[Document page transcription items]
= Beginning of Section =

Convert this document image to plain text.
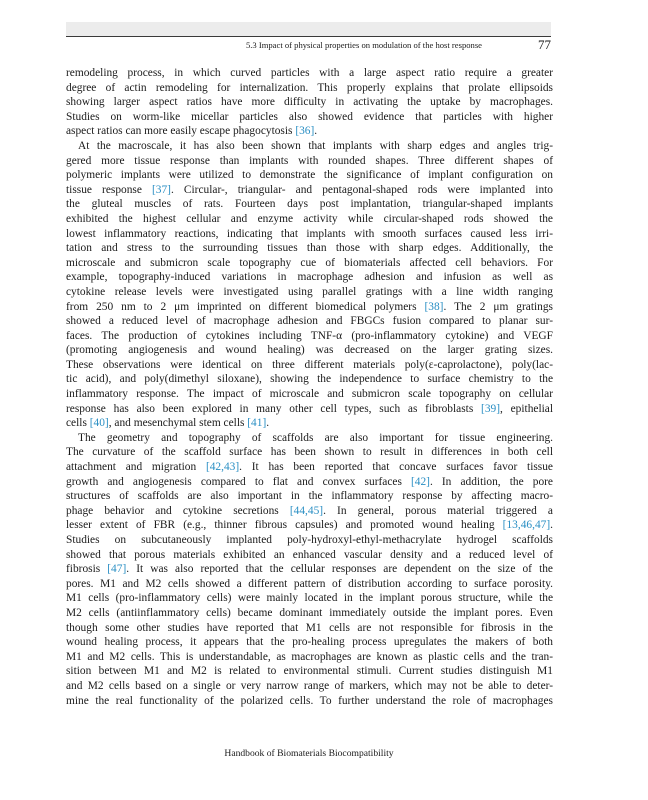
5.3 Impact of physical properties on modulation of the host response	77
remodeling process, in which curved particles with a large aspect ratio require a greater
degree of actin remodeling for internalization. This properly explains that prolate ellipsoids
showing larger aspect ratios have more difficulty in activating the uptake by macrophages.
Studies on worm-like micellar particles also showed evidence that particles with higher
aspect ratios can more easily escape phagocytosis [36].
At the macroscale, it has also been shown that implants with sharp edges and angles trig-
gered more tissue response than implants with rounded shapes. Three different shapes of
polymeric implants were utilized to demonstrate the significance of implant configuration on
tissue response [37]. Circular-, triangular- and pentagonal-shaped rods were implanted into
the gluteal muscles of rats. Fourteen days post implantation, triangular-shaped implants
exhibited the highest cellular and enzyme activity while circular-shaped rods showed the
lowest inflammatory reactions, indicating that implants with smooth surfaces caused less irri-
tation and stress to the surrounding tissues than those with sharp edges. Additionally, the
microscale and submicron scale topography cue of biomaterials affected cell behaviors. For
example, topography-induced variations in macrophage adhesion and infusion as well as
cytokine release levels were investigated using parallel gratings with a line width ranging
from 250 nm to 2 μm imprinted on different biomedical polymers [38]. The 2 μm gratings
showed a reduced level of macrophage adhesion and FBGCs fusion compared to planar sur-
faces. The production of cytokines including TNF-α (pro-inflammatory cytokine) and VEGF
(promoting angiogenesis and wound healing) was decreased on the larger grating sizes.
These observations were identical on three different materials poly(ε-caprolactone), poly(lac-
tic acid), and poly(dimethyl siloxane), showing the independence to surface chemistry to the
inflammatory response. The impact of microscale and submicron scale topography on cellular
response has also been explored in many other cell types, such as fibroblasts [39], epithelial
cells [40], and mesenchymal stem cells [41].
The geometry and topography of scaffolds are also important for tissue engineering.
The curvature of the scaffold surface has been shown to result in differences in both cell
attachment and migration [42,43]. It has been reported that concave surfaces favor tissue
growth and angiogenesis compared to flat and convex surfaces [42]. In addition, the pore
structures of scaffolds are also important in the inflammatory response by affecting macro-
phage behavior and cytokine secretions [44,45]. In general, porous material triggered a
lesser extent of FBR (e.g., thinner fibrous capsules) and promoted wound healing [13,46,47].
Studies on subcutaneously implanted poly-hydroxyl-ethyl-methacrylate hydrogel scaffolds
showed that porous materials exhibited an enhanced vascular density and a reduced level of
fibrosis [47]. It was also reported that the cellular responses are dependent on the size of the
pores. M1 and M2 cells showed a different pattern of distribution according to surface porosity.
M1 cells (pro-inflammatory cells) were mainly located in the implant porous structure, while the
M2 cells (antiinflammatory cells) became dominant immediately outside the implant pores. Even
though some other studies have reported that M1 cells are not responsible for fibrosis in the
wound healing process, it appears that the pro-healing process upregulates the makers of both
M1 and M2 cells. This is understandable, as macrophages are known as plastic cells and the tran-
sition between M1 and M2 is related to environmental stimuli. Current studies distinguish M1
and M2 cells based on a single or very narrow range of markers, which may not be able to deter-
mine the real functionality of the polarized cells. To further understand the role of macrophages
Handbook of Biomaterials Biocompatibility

= End of Section =
= Beginning of Section =

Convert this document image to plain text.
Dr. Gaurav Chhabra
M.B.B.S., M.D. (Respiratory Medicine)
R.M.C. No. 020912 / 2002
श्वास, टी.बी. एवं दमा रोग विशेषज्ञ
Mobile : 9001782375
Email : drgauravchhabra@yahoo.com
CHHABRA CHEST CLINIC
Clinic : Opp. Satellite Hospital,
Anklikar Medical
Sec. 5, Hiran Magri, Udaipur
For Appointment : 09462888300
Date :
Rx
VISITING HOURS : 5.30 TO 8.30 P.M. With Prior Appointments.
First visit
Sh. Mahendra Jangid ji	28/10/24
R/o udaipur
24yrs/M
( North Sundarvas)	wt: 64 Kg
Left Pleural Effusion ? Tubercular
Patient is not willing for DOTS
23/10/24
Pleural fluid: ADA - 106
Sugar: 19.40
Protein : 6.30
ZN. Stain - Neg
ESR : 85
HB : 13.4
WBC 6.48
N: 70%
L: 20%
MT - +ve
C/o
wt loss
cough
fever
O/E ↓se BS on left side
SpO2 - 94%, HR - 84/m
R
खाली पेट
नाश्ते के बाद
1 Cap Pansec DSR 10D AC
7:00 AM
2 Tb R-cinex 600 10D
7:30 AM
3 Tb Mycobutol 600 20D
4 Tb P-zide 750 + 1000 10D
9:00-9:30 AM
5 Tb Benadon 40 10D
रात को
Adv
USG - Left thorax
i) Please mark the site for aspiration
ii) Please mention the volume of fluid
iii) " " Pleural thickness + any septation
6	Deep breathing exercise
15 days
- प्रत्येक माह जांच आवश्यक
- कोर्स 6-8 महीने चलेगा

= End of Section =

— Required work —
Identify the lines in the entries that hold "different" and return each one.

— Solution for this problem —
gered more tissue response than implants with rounded shapes. Three different shapes of
from 250 nm to 2 μm imprinted on different biomedical polymers [38]. The 2 μm gratings
These observations were identical on three different materials poly(ε-caprolactone), poly(lac-
pores. M1 and M2 cells showed a different pattern of distribution according to surface porosity.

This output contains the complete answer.